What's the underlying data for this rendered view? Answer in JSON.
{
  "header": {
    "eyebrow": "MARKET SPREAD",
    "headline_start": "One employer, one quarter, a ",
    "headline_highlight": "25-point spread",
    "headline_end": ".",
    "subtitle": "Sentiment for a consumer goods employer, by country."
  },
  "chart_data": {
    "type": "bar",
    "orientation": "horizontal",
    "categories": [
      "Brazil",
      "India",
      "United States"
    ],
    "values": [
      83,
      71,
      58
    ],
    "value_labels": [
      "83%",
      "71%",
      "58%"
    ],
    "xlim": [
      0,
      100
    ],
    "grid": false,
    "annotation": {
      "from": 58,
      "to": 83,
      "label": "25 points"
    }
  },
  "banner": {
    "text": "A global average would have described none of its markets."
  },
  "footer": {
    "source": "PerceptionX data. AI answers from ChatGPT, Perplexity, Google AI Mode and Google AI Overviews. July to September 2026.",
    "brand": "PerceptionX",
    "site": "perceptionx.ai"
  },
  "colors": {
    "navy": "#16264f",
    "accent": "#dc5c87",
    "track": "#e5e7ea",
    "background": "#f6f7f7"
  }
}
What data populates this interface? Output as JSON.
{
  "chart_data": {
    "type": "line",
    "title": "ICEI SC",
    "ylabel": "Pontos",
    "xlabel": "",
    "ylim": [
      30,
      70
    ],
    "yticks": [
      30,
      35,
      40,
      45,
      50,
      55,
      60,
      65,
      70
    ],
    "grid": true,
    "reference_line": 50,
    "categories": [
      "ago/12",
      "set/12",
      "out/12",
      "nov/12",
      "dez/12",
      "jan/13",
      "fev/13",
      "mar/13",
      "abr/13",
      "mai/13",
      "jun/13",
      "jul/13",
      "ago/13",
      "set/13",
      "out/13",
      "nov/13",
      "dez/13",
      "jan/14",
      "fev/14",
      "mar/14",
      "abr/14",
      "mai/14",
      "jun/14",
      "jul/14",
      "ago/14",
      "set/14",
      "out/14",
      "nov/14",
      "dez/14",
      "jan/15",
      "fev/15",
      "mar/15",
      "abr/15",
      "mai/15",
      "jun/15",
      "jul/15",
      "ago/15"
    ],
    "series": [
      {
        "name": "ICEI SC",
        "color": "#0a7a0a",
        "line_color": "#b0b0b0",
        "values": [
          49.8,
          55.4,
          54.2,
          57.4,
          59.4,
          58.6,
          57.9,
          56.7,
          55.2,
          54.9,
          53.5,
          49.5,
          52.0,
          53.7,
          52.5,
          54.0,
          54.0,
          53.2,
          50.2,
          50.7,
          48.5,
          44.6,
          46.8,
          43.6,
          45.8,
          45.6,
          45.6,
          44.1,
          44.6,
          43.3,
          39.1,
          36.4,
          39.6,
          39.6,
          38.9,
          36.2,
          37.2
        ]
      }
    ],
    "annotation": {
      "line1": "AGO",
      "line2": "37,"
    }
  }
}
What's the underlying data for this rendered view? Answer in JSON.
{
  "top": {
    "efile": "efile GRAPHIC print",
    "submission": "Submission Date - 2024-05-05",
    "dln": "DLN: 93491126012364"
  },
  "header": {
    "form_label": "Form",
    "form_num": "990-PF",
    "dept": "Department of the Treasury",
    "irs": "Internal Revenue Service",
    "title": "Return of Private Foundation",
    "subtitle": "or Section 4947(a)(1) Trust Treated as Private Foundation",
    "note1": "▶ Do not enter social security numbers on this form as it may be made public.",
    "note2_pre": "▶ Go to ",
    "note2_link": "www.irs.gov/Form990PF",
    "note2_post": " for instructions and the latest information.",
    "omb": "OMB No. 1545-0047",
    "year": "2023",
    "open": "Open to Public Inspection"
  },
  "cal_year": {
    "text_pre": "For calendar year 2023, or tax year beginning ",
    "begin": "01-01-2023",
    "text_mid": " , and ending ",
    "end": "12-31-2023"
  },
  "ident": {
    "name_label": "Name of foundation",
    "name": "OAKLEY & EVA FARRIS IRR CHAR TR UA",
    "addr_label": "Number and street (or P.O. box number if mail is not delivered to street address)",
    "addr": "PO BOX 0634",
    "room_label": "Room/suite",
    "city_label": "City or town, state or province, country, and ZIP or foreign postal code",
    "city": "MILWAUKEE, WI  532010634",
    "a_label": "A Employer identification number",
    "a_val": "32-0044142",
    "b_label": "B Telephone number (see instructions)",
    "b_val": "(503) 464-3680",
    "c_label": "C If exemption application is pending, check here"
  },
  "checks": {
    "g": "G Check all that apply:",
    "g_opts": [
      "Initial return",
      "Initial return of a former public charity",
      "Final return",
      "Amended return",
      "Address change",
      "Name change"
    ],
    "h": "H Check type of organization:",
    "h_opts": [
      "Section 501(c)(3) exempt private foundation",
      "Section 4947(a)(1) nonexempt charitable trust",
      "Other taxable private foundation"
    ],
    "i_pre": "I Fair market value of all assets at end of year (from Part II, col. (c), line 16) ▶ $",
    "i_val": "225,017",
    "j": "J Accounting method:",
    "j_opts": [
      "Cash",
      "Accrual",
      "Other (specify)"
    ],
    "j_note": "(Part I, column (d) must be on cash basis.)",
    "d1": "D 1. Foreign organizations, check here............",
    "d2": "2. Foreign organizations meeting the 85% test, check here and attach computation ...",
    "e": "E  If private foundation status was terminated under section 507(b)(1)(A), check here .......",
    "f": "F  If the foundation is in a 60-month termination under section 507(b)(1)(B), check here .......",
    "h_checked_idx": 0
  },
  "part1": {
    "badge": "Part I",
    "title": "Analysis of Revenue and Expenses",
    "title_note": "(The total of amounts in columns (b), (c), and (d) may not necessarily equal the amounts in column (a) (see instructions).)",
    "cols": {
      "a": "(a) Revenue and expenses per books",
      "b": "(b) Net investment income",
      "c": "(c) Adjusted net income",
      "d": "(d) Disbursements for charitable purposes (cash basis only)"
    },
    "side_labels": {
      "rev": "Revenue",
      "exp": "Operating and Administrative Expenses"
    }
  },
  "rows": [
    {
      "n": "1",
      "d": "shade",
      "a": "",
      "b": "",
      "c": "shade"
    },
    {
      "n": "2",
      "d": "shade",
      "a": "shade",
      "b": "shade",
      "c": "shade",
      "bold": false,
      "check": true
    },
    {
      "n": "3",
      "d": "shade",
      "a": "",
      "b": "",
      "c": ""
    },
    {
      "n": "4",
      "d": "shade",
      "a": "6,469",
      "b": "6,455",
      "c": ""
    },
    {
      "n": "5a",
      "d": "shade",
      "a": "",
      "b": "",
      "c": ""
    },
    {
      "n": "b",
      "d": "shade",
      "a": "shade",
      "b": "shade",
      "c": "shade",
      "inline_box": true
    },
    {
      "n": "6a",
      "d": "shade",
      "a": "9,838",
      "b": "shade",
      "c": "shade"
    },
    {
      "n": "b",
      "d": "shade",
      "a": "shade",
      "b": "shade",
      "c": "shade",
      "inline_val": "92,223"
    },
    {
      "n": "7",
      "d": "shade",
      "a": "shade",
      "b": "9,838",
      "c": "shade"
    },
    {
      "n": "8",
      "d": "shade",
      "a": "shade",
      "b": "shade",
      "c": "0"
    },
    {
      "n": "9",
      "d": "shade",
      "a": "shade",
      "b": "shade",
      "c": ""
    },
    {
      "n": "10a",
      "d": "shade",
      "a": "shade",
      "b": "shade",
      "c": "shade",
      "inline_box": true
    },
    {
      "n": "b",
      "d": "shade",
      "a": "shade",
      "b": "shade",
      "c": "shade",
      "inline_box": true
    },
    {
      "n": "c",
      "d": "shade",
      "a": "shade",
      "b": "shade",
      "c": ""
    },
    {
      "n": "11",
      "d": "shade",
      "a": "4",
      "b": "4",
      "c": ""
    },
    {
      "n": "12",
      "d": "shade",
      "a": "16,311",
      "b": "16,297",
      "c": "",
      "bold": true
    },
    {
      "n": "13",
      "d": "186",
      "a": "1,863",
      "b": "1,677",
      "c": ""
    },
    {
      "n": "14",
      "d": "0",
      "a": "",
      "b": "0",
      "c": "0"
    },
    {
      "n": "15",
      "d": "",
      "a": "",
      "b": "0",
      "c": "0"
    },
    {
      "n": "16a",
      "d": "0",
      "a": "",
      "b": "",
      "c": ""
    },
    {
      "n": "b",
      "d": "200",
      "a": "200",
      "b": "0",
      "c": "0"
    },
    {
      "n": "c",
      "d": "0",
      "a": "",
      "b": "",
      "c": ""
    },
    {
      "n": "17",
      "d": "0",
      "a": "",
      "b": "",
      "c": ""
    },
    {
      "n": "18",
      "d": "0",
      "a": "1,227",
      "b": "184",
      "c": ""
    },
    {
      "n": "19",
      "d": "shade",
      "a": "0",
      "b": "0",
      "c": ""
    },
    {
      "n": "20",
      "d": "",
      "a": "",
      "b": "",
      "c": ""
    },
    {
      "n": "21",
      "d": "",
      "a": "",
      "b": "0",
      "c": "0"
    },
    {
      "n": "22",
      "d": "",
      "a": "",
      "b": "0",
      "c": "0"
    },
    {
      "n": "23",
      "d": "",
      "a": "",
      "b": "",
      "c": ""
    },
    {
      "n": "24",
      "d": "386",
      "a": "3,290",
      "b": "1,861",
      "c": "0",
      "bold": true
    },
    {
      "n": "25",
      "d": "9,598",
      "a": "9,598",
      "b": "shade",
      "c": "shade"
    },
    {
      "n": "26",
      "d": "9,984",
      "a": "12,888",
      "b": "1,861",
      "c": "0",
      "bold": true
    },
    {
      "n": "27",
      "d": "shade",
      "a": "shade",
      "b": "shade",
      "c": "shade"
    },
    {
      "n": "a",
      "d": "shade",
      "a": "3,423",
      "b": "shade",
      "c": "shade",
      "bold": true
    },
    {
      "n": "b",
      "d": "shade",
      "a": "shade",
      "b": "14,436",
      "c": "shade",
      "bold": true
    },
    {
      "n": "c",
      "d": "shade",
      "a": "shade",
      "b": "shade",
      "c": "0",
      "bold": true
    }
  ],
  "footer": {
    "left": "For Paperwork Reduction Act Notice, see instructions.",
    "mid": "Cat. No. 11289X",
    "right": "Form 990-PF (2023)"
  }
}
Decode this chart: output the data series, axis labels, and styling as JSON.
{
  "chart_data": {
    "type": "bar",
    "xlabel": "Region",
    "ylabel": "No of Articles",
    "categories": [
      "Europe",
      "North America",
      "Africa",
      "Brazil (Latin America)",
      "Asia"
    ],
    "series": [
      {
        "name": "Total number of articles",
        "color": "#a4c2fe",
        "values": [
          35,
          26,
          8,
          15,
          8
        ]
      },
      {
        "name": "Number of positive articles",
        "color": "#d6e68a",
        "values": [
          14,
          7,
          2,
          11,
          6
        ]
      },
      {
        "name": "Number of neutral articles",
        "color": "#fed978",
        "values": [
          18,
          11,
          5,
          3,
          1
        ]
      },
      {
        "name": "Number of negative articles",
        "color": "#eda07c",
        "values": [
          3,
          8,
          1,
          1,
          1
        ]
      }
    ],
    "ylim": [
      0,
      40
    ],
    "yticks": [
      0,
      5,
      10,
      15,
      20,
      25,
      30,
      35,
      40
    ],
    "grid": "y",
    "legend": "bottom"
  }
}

*THE EXERCISE:* Using the records above, select and copy every line that has the word "America".

*TASK RESULT:*
      "North America",
      "Brazil (Latin America)",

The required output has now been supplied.